### Aim of the exercise
Copy out all lines of the records in which the word "grid" appears.

### Rows

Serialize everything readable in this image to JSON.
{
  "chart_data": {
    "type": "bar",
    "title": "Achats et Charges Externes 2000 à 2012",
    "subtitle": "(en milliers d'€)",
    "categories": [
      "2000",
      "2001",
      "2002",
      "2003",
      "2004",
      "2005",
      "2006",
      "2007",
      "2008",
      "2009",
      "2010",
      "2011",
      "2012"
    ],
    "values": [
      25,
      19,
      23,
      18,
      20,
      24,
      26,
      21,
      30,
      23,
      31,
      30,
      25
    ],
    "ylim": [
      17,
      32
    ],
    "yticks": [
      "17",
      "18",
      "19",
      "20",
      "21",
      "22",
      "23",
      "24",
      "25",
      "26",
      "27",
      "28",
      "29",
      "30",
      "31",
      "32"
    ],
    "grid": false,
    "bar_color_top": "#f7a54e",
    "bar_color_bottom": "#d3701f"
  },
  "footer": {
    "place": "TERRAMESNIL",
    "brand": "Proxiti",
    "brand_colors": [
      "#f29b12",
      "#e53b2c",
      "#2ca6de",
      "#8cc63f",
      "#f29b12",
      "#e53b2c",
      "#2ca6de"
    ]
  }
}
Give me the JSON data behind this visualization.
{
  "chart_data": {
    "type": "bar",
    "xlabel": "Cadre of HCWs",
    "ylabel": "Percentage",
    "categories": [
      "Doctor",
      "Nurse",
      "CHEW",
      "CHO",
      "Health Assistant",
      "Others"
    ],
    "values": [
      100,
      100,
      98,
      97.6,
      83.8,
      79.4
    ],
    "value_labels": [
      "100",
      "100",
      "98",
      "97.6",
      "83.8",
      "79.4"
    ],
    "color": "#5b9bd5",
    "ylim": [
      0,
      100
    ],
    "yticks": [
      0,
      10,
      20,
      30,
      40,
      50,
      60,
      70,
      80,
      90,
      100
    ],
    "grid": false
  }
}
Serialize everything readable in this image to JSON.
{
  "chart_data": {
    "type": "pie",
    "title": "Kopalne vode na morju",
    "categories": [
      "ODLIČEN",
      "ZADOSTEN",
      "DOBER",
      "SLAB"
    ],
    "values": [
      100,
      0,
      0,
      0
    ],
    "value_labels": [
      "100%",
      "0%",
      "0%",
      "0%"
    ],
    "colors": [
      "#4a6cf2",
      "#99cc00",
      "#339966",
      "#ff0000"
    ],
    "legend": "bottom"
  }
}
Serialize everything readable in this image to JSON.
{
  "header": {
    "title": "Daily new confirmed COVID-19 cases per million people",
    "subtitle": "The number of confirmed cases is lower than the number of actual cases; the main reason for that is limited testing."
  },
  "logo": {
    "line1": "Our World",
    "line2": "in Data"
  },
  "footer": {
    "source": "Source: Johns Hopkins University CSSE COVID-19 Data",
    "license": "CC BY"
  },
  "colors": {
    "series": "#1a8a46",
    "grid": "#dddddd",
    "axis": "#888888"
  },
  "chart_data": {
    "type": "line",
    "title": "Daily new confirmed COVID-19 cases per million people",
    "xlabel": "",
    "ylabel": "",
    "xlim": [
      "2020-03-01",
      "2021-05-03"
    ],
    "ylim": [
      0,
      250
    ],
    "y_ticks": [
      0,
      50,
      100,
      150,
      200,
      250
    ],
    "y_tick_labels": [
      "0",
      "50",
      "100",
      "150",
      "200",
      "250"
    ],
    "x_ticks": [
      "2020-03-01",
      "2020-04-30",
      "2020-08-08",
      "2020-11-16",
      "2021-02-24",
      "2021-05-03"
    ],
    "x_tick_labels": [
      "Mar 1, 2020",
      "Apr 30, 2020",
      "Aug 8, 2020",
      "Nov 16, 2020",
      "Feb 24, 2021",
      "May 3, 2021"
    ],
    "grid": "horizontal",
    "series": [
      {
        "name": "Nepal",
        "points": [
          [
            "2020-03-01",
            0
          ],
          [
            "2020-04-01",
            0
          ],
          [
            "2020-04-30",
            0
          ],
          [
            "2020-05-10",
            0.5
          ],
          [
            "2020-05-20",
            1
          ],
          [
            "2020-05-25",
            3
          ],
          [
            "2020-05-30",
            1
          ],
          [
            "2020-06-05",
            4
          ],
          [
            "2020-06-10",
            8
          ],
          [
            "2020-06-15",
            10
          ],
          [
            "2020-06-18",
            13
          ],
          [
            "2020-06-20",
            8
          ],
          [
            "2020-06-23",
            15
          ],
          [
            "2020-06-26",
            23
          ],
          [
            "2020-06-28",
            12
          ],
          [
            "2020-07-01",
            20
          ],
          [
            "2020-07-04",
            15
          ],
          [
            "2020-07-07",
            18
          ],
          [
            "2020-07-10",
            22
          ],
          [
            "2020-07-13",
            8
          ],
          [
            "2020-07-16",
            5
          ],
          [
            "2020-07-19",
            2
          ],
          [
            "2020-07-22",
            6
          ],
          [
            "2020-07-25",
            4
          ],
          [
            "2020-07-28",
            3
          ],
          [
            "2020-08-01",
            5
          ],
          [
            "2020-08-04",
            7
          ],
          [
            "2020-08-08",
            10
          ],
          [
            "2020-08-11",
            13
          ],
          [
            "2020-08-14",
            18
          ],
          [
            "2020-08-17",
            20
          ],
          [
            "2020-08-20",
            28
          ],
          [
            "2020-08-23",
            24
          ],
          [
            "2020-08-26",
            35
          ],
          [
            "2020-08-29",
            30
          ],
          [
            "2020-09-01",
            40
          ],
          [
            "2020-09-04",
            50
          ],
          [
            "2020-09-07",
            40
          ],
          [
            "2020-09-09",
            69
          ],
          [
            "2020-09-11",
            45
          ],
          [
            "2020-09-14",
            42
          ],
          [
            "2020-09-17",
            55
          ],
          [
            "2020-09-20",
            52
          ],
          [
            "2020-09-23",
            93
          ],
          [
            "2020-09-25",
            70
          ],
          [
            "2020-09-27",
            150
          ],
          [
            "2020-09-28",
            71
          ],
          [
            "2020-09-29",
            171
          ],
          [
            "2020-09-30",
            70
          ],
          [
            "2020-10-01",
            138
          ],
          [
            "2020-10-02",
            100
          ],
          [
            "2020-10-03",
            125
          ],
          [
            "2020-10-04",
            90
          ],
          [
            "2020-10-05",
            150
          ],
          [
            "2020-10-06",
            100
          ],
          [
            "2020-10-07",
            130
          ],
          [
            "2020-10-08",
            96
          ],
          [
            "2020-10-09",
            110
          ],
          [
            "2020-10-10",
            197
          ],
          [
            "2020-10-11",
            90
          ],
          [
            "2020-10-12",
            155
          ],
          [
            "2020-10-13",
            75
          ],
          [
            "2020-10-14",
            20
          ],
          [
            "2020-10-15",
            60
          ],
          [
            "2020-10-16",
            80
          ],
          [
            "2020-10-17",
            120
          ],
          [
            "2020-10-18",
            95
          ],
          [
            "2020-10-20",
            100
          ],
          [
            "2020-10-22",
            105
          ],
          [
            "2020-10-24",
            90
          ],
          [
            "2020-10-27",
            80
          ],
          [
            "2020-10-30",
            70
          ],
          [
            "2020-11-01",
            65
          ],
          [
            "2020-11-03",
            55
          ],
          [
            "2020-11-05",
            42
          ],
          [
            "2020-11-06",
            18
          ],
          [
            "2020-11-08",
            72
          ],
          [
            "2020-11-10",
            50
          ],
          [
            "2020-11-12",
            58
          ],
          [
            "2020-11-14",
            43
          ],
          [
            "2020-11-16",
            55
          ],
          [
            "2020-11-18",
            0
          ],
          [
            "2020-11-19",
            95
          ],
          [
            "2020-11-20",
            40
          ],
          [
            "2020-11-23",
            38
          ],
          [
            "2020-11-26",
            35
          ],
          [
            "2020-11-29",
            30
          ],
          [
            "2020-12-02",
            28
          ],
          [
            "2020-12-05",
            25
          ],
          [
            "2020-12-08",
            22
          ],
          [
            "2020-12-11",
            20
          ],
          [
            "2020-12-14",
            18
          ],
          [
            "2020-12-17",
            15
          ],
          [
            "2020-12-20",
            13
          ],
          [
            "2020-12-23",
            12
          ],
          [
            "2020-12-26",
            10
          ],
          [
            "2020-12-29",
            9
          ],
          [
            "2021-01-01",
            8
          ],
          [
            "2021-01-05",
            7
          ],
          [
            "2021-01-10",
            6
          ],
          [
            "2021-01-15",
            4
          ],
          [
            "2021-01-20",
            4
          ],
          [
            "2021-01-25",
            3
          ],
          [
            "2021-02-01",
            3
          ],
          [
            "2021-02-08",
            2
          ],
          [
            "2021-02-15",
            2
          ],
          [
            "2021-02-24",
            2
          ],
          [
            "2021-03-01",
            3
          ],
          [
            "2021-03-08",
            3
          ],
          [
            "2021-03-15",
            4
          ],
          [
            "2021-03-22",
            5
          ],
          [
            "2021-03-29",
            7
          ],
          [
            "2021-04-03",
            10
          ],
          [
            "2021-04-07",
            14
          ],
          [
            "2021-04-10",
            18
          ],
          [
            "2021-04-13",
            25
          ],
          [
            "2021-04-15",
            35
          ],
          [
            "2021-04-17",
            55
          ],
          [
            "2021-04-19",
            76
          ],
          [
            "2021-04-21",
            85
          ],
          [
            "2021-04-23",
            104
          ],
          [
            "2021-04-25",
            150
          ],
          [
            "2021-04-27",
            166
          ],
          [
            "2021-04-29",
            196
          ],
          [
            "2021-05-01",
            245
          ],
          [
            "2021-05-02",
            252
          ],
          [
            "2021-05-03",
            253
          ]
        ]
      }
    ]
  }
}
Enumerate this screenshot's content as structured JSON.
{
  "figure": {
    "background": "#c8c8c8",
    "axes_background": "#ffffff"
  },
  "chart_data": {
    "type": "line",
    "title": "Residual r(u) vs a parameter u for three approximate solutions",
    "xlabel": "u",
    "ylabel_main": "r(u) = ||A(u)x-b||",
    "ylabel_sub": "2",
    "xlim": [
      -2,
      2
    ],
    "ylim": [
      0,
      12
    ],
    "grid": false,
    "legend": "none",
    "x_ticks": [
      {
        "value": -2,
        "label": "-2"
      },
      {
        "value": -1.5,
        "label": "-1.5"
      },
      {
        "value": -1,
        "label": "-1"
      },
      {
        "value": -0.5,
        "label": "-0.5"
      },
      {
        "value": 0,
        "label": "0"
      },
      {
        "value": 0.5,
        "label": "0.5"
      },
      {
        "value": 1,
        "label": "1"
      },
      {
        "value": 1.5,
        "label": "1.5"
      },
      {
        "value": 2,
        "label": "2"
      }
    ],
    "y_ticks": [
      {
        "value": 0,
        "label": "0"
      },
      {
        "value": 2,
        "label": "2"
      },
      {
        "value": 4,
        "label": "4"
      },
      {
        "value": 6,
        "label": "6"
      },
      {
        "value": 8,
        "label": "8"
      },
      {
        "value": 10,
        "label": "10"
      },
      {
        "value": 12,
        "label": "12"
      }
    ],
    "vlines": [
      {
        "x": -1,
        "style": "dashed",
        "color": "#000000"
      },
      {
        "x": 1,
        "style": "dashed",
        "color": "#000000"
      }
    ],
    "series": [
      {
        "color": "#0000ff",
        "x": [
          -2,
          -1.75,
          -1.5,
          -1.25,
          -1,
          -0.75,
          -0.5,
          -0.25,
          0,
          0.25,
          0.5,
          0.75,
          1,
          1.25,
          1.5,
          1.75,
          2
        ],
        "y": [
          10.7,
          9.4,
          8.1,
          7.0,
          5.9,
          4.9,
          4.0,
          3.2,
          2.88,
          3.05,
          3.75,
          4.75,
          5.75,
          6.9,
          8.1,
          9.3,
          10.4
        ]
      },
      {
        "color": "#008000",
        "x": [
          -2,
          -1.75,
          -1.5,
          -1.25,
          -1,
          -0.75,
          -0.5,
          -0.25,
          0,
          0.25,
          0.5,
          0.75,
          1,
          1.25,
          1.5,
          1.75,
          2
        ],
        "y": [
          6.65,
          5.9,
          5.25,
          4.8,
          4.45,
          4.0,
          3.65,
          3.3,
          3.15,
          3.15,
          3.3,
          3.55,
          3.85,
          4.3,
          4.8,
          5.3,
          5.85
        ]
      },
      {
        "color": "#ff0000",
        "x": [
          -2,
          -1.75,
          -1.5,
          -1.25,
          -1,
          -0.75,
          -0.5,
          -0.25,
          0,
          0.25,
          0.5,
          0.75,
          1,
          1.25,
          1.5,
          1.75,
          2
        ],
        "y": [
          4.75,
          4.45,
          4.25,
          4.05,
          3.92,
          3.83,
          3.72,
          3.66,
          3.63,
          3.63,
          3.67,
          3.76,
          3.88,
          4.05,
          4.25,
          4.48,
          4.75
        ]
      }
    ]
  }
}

### Complete output
    "grid": false,
    "grid": false
    "grid": "#dddddd",
    "grid": "horizontal",
    "grid": false,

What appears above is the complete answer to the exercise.